▶ _Prompt_: Retype all the entries word for word, but omit the pictures.

▶ _Task material_:

══════════

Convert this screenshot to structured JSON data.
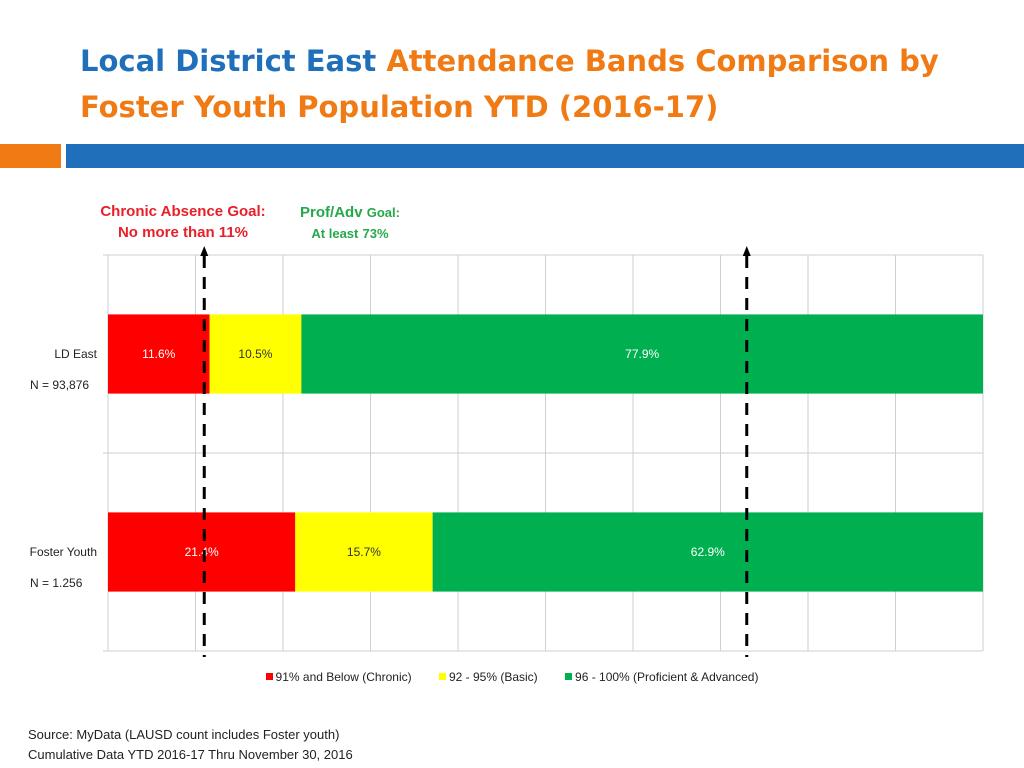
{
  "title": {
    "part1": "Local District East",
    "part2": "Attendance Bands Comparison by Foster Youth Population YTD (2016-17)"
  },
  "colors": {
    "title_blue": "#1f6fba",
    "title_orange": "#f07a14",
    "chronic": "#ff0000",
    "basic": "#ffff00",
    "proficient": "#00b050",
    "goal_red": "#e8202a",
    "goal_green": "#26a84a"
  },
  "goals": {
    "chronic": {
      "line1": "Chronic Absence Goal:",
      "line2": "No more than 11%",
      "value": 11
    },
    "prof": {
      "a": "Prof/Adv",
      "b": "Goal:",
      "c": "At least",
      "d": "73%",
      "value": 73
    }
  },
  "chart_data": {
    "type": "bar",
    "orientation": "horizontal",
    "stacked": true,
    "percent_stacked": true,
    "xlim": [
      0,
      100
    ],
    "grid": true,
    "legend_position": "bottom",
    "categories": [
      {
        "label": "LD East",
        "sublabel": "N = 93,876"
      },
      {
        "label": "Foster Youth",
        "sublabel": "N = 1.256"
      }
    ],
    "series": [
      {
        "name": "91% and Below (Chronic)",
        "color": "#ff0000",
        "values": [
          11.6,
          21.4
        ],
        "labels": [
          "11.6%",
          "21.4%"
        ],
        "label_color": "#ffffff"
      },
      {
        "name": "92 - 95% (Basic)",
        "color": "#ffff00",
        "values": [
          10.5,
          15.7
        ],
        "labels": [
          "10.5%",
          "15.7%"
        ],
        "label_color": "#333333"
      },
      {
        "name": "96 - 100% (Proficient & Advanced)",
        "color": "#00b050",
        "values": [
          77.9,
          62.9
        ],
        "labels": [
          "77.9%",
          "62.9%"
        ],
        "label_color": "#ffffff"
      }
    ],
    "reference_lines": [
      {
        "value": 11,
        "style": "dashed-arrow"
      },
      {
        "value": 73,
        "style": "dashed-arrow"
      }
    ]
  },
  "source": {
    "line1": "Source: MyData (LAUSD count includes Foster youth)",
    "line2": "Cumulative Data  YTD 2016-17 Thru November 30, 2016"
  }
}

══════════

▶ _Full output_:
Convert this screenshot to structured JSON data.
{
  "title": {
    "part1": "Local District East",
    "part2": "Attendance Bands Comparison by Foster Youth Population YTD (2016-17)"
  },
  "colors": {
    "title_blue": "#1f6fba",
    "title_orange": "#f07a14",
    "chronic": "#ff0000",
    "basic": "#ffff00",
    "proficient": "#00b050",
    "goal_red": "#e8202a",
    "goal_green": "#26a84a"
  },
  "goals": {
    "chronic": {
      "line1": "Chronic Absence Goal:",
      "line2": "No more than 11%",
      "value": 11
    },
    "prof": {
      "a": "Prof/Adv",
      "b": "Goal:",
      "c": "At least",
      "d": "73%",
      "value": 73
    }
  },
  "chart_data": {
    "type": "bar",
    "orientation": "horizontal",
    "stacked": true,
    "percent_stacked": true,
    "xlim": [
      0,
      100
    ],
    "grid": true,
    "legend_position": "bottom",
    "categories": [
      {
        "label": "LD East",
        "sublabel": "N = 93,876"
      },
      {
        "label": "Foster Youth",
        "sublabel": "N = 1.256"
      }
    ],
    "series": [
      {
        "name": "91% and Below (Chronic)",
        "color": "#ff0000",
        "values": [
          11.6,
          21.4
        ],
        "labels": [
          "11.6%",
          "21.4%"
        ],
        "label_color": "#ffffff"
      },
      {
        "name": "92 - 95% (Basic)",
        "color": "#ffff00",
        "values": [
          10.5,
          15.7
        ],
        "labels": [
          "10.5%",
          "15.7%"
        ],
        "label_color": "#333333"
      },
      {
        "name": "96 - 100% (Proficient & Advanced)",
        "color": "#00b050",
        "values": [
          77.9,
          62.9
        ],
        "labels": [
          "77.9%",
          "62.9%"
        ],
        "label_color": "#ffffff"
      }
    ],
    "reference_lines": [
      {
        "value": 11,
        "style": "dashed-arrow"
      },
      {
        "value": 73,
        "style": "dashed-arrow"
      }
    ]
  },
  "source": {
    "line1": "Source: MyData (LAUSD count includes Foster youth)",
    "line2": "Cumulative Data  YTD 2016-17 Thru November 30, 2016"
  }
}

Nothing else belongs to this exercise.